### Request
Only the pictures stay out; every record is to be quoted exactly.

** start of Data provided **

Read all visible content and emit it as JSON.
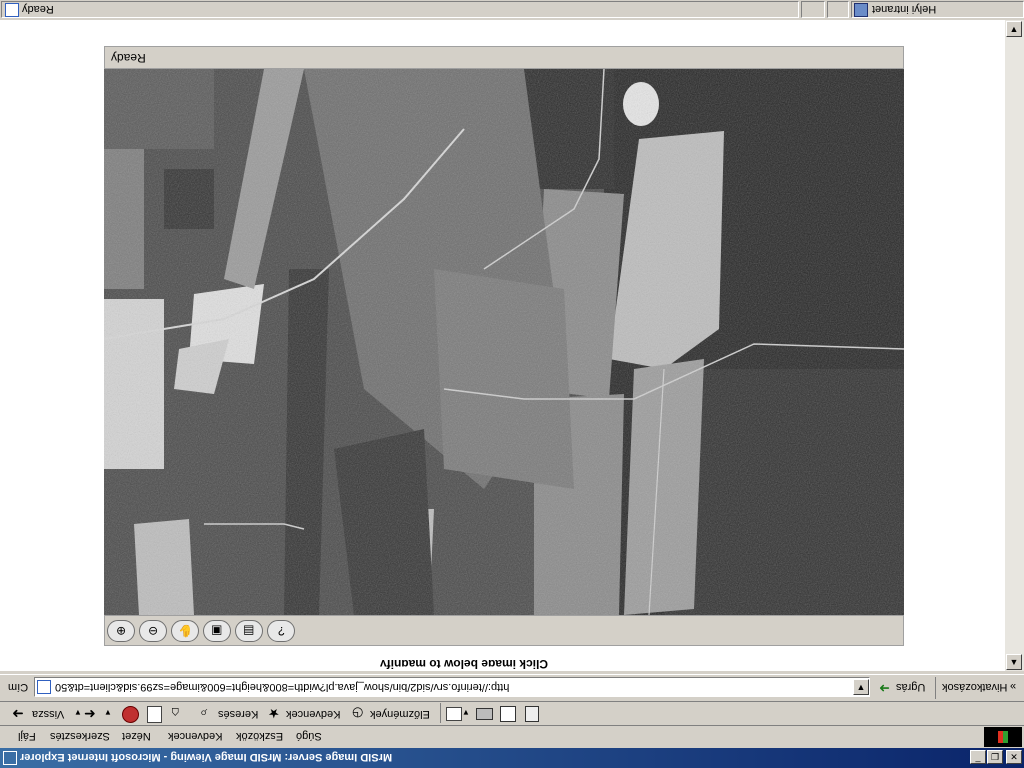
{
  "window": {
    "title": "MrSID Image Server: MrSID Image Viewing - Microsoft Internet Explorer"
  },
  "menu": [
    "Fájl",
    "Szerkesztés",
    "Nézet",
    "Kedvencek",
    "Eszközök",
    "Súgó"
  ],
  "toolbar": {
    "back": "Vissza",
    "search": "Keresés",
    "favorites": "Kedvencek",
    "history": "Előzmények"
  },
  "address": {
    "label": "Cím",
    "url": "http://terinfo.srv/sid2/bin/show_java.pl?width=800&height=600&image=sz99.sid&client=dt&50",
    "go": "Ugrás",
    "links": "Hivatkozások"
  },
  "applet": {
    "status": "Ready",
    "page_text": "Click image below to magnify"
  },
  "statusbar": {
    "text": "Ready",
    "zone": "Helyi intranet"
  }
}
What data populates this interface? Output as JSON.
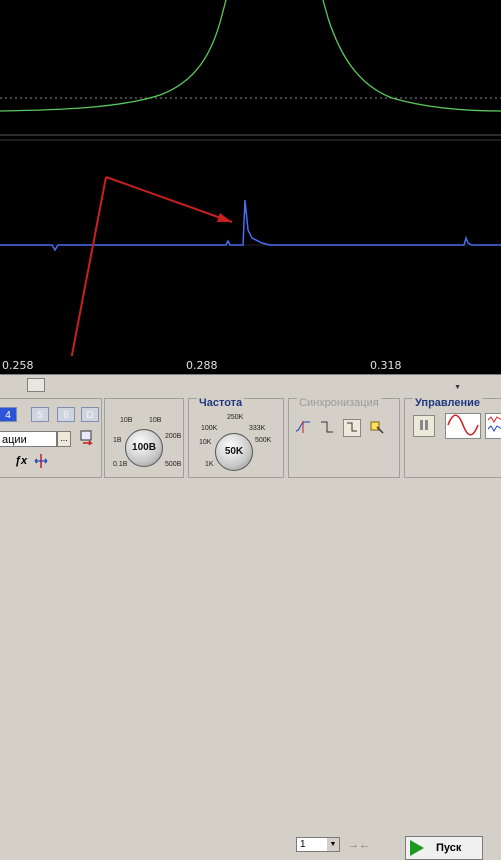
{
  "oscilloscope": {
    "x_ticks": [
      "0.258",
      "0.288",
      "0.318"
    ],
    "trace_colors": {
      "upper": "#5cc85c",
      "lower": "#4a6cf0",
      "grid": "#606060",
      "annotation_arrow": "#c82020"
    }
  },
  "channel_tabs": [
    {
      "label": "4",
      "active": true
    },
    {
      "label": "5",
      "active": false
    },
    {
      "label": "6",
      "active": false
    },
    {
      "label": "D",
      "active": false
    }
  ],
  "function_field": {
    "value": "ации",
    "more_label": "..."
  },
  "icons": {
    "fx": "fx-icon",
    "cursor": "cursor-icon",
    "stop": "pause-icon"
  },
  "amplitude": {
    "value": "100В",
    "ticks": [
      "10В",
      "1В",
      "200В",
      "0.1В",
      "500В"
    ]
  },
  "frequency": {
    "title": "Частота",
    "value": "50K",
    "ticks": [
      "250K",
      "100K",
      "333K",
      "10K",
      "500K",
      "1K"
    ]
  },
  "sync": {
    "title": "Синхронизация",
    "selected": "1"
  },
  "control": {
    "title": "Управление",
    "run_label": "Пуск"
  }
}
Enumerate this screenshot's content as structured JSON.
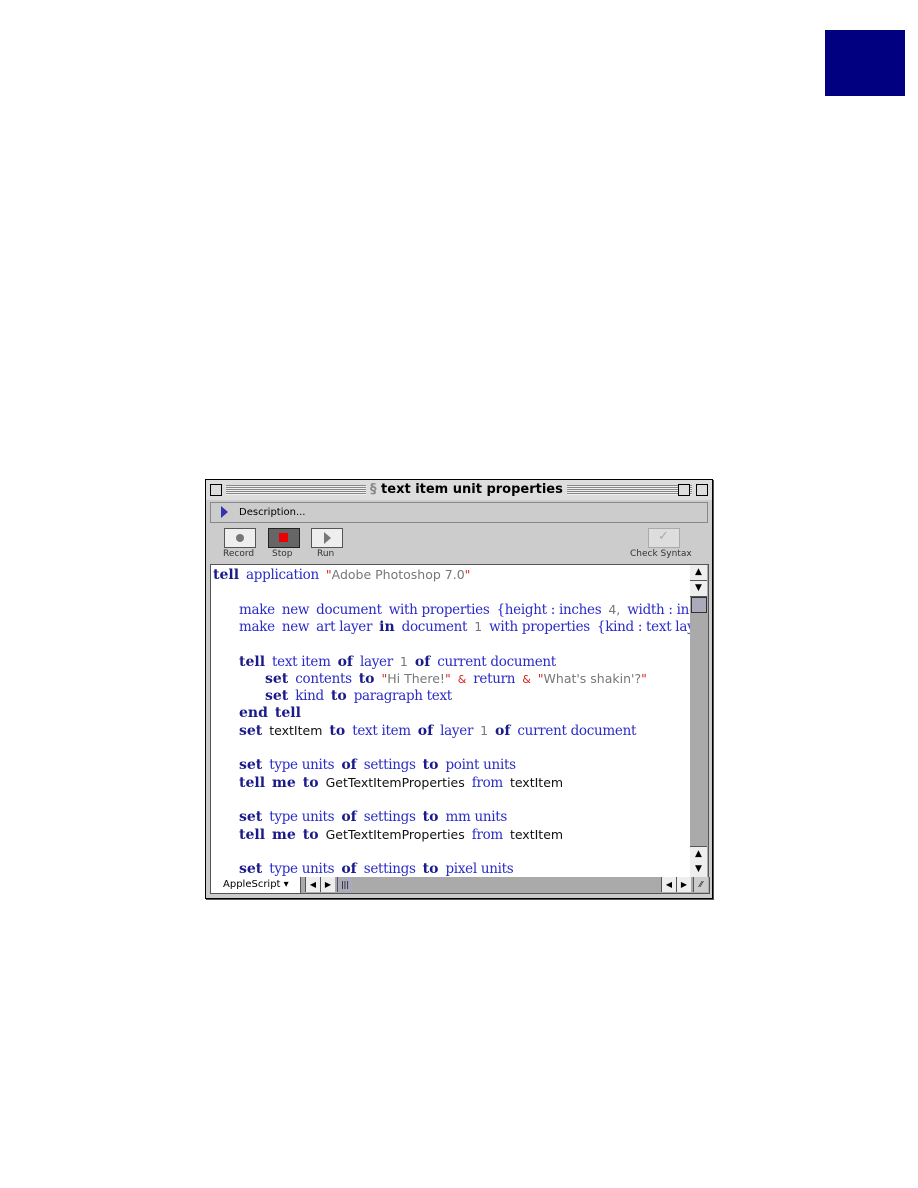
{
  "window": {
    "title": "text item unit properties",
    "description_label": "Description...",
    "language": "AppleScript"
  },
  "toolbar": {
    "record": "Record",
    "stop": "Stop",
    "run": "Run",
    "check_syntax": "Check Syntax"
  },
  "colors": {
    "tab": "#000080",
    "keyword": "#1a1a8a",
    "app_term": "#2a2ac8",
    "string": "#777777",
    "operator": "#dd2222"
  },
  "code": [
    {
      "indent": 0,
      "tokens": [
        [
          "kw",
          "tell"
        ],
        [
          "app",
          "application"
        ],
        [
          "str",
          "\"Adobe Photoshop 7.0\""
        ]
      ]
    },
    {
      "indent": 0,
      "tokens": []
    },
    {
      "indent": 1,
      "tokens": [
        [
          "app",
          "make"
        ],
        [
          "app",
          "new"
        ],
        [
          "app",
          "document"
        ],
        [
          "app",
          "with properties"
        ],
        [
          "app",
          "{height : inches"
        ],
        [
          "num",
          "4,"
        ],
        [
          "app",
          "width : inches"
        ]
      ]
    },
    {
      "indent": 1,
      "tokens": [
        [
          "app",
          "make"
        ],
        [
          "app",
          "new"
        ],
        [
          "app",
          "art layer"
        ],
        [
          "kw",
          "in"
        ],
        [
          "app",
          "document"
        ],
        [
          "num",
          "1"
        ],
        [
          "app",
          "with properties"
        ],
        [
          "app",
          "{kind : text layer"
        ]
      ]
    },
    {
      "indent": 0,
      "tokens": []
    },
    {
      "indent": 1,
      "tokens": [
        [
          "kw",
          "tell"
        ],
        [
          "app",
          "text item"
        ],
        [
          "kw",
          "of"
        ],
        [
          "app",
          "layer"
        ],
        [
          "num",
          "1"
        ],
        [
          "kw",
          "of"
        ],
        [
          "app",
          "current document"
        ]
      ]
    },
    {
      "indent": 2,
      "tokens": [
        [
          "kw",
          "set"
        ],
        [
          "app",
          "contents"
        ],
        [
          "kw",
          "to"
        ],
        [
          "str",
          "\"Hi There!\""
        ],
        [
          "op",
          "&"
        ],
        [
          "app",
          "return"
        ],
        [
          "op",
          "&"
        ],
        [
          "str",
          "\"What's shakin'?\""
        ]
      ]
    },
    {
      "indent": 2,
      "tokens": [
        [
          "kw",
          "set"
        ],
        [
          "app",
          "kind"
        ],
        [
          "kw",
          "to"
        ],
        [
          "app",
          "paragraph text"
        ]
      ]
    },
    {
      "indent": 1,
      "tokens": [
        [
          "kw",
          "end"
        ],
        [
          "kw",
          "tell"
        ]
      ]
    },
    {
      "indent": 1,
      "tokens": [
        [
          "kw",
          "set"
        ],
        [
          "var",
          "textItem"
        ],
        [
          "kw",
          "to"
        ],
        [
          "app",
          "text item"
        ],
        [
          "kw",
          "of"
        ],
        [
          "app",
          "layer"
        ],
        [
          "num",
          "1"
        ],
        [
          "kw",
          "of"
        ],
        [
          "app",
          "current document"
        ]
      ]
    },
    {
      "indent": 0,
      "tokens": []
    },
    {
      "indent": 1,
      "tokens": [
        [
          "kw",
          "set"
        ],
        [
          "app",
          "type units"
        ],
        [
          "kw",
          "of"
        ],
        [
          "app",
          "settings"
        ],
        [
          "kw",
          "to"
        ],
        [
          "app",
          "point units"
        ]
      ]
    },
    {
      "indent": 1,
      "tokens": [
        [
          "kw",
          "tell"
        ],
        [
          "kw",
          "me"
        ],
        [
          "kw",
          "to"
        ],
        [
          "var",
          "GetTextItemProperties"
        ],
        [
          "app",
          "from"
        ],
        [
          "var",
          "textItem"
        ]
      ]
    },
    {
      "indent": 0,
      "tokens": []
    },
    {
      "indent": 1,
      "tokens": [
        [
          "kw",
          "set"
        ],
        [
          "app",
          "type units"
        ],
        [
          "kw",
          "of"
        ],
        [
          "app",
          "settings"
        ],
        [
          "kw",
          "to"
        ],
        [
          "app",
          "mm units"
        ]
      ]
    },
    {
      "indent": 1,
      "tokens": [
        [
          "kw",
          "tell"
        ],
        [
          "kw",
          "me"
        ],
        [
          "kw",
          "to"
        ],
        [
          "var",
          "GetTextItemProperties"
        ],
        [
          "app",
          "from"
        ],
        [
          "var",
          "textItem"
        ]
      ]
    },
    {
      "indent": 0,
      "tokens": []
    },
    {
      "indent": 1,
      "tokens": [
        [
          "kw",
          "set"
        ],
        [
          "app",
          "type units"
        ],
        [
          "kw",
          "of"
        ],
        [
          "app",
          "settings"
        ],
        [
          "kw",
          "to"
        ],
        [
          "app",
          "pixel units"
        ]
      ]
    }
  ]
}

** end of Data provided **

### Reply
Read all visible content and emit it as JSON.
{
  "window": {
    "title": "MrSID Image Server: MrSID Image Viewing - Microsoft Internet Explorer"
  },
  "menu": [
    "Fájl",
    "Szerkesztés",
    "Nézet",
    "Kedvencek",
    "Eszközök",
    "Súgó"
  ],
  "toolbar": {
    "back": "Vissza",
    "search": "Keresés",
    "favorites": "Kedvencek",
    "history": "Előzmények"
  },
  "address": {
    "label": "Cím",
    "url": "http://terinfo.srv/sid2/bin/show_java.pl?width=800&height=600&image=sz99.sid&client=dt&50",
    "go": "Ugrás",
    "links": "Hivatkozások"
  },
  "applet": {
    "status": "Ready",
    "page_text": "Click image below to magnify"
  },
  "statusbar": {
    "text": "Ready",
    "zone": "Helyi intranet"
  }
}
What data populates this interface? Output as JSON.
{
  "oscilloscope": {
    "x_ticks": [
      "0.258",
      "0.288",
      "0.318"
    ],
    "trace_colors": {
      "upper": "#5cc85c",
      "lower": "#4a6cf0",
      "grid": "#606060",
      "annotation_arrow": "#c82020"
    }
  },
  "channel_tabs": [
    {
      "label": "4",
      "active": true
    },
    {
      "label": "5",
      "active": false
    },
    {
      "label": "6",
      "active": false
    },
    {
      "label": "D",
      "active": false
    }
  ],
  "function_field": {
    "value": "ации",
    "more_label": "..."
  },
  "icons": {
    "fx": "fx-icon",
    "cursor": "cursor-icon",
    "stop": "pause-icon"
  },
  "amplitude": {
    "value": "100В",
    "ticks": [
      "10В",
      "1В",
      "200В",
      "0.1В",
      "500В"
    ]
  },
  "frequency": {
    "title": "Частота",
    "value": "50K",
    "ticks": [
      "250K",
      "100K",
      "333K",
      "10K",
      "500K",
      "1K"
    ]
  },
  "sync": {
    "title": "Синхронизация",
    "selected": "1"
  },
  "control": {
    "title": "Управление",
    "run_label": "Пуск"
  }
}
Enumerate this screenshot's content as structured JSON.
{
  "window": {
    "title": "text item unit properties",
    "description_label": "Description...",
    "language": "AppleScript"
  },
  "toolbar": {
    "record": "Record",
    "stop": "Stop",
    "run": "Run",
    "check_syntax": "Check Syntax"
  },
  "colors": {
    "tab": "#000080",
    "keyword": "#1a1a8a",
    "app_term": "#2a2ac8",
    "string": "#777777",
    "operator": "#dd2222"
  },
  "code": [
    {
      "indent": 0,
      "tokens": [
        [
          "kw",
          "tell"
        ],
        [
          "app",
          "application"
        ],
        [
          "str",
          "\"Adobe Photoshop 7.0\""
        ]
      ]
    },
    {
      "indent": 0,
      "tokens": []
    },
    {
      "indent": 1,
      "tokens": [
        [
          "app",
          "make"
        ],
        [
          "app",
          "new"
        ],
        [
          "app",
          "document"
        ],
        [
          "app",
          "with properties"
        ],
        [
          "app",
          "{height : inches"
        ],
        [
          "num",
          "4,"
        ],
        [
          "app",
          "width : inches"
        ]
      ]
    },
    {
      "indent": 1,
      "tokens": [
        [
          "app",
          "make"
        ],
        [
          "app",
          "new"
        ],
        [
          "app",
          "art layer"
        ],
        [
          "kw",
          "in"
        ],
        [
          "app",
          "document"
        ],
        [
          "num",
          "1"
        ],
        [
          "app",
          "with properties"
        ],
        [
          "app",
          "{kind : text layer"
        ]
      ]
    },
    {
      "indent": 0,
      "tokens": []
    },
    {
      "indent": 1,
      "tokens": [
        [
          "kw",
          "tell"
        ],
        [
          "app",
          "text item"
        ],
        [
          "kw",
          "of"
        ],
        [
          "app",
          "layer"
        ],
        [
          "num",
          "1"
        ],
        [
          "kw",
          "of"
        ],
        [
          "app",
          "current document"
        ]
      ]
    },
    {
      "indent": 2,
      "tokens": [
        [
          "kw",
          "set"
        ],
        [
          "app",
          "contents"
        ],
        [
          "kw",
          "to"
        ],
        [
          "str",
          "\"Hi There!\""
        ],
        [
          "op",
          "&"
        ],
        [
          "app",
          "return"
        ],
        [
          "op",
          "&"
        ],
        [
          "str",
          "\"What's shakin'?\""
        ]
      ]
    },
    {
      "indent": 2,
      "tokens": [
        [
          "kw",
          "set"
        ],
        [
          "app",
          "kind"
        ],
        [
          "kw",
          "to"
        ],
        [
          "app",
          "paragraph text"
        ]
      ]
    },
    {
      "indent": 1,
      "tokens": [
        [
          "kw",
          "end"
        ],
        [
          "kw",
          "tell"
        ]
      ]
    },
    {
      "indent": 1,
      "tokens": [
        [
          "kw",
          "set"
        ],
        [
          "var",
          "textItem"
        ],
        [
          "kw",
          "to"
        ],
        [
          "app",
          "text item"
        ],
        [
          "kw",
          "of"
        ],
        [
          "app",
          "layer"
        ],
        [
          "num",
          "1"
        ],
        [
          "kw",
          "of"
        ],
        [
          "app",
          "current document"
        ]
      ]
    },
    {
      "indent": 0,
      "tokens": []
    },
    {
      "indent": 1,
      "tokens": [
        [
          "kw",
          "set"
        ],
        [
          "app",
          "type units"
        ],
        [
          "kw",
          "of"
        ],
        [
          "app",
          "settings"
        ],
        [
          "kw",
          "to"
        ],
        [
          "app",
          "point units"
        ]
      ]
    },
    {
      "indent": 1,
      "tokens": [
        [
          "kw",
          "tell"
        ],
        [
          "kw",
          "me"
        ],
        [
          "kw",
          "to"
        ],
        [
          "var",
          "GetTextItemProperties"
        ],
        [
          "app",
          "from"
        ],
        [
          "var",
          "textItem"
        ]
      ]
    },
    {
      "indent": 0,
      "tokens": []
    },
    {
      "indent": 1,
      "tokens": [
        [
          "kw",
          "set"
        ],
        [
          "app",
          "type units"
        ],
        [
          "kw",
          "of"
        ],
        [
          "app",
          "settings"
        ],
        [
          "kw",
          "to"
        ],
        [
          "app",
          "mm units"
        ]
      ]
    },
    {
      "indent": 1,
      "tokens": [
        [
          "kw",
          "tell"
        ],
        [
          "kw",
          "me"
        ],
        [
          "kw",
          "to"
        ],
        [
          "var",
          "GetTextItemProperties"
        ],
        [
          "app",
          "from"
        ],
        [
          "var",
          "textItem"
        ]
      ]
    },
    {
      "indent": 0,
      "tokens": []
    },
    {
      "indent": 1,
      "tokens": [
        [
          "kw",
          "set"
        ],
        [
          "app",
          "type units"
        ],
        [
          "kw",
          "of"
        ],
        [
          "app",
          "settings"
        ],
        [
          "kw",
          "to"
        ],
        [
          "app",
          "pixel units"
        ]
      ]
    }
  ]
}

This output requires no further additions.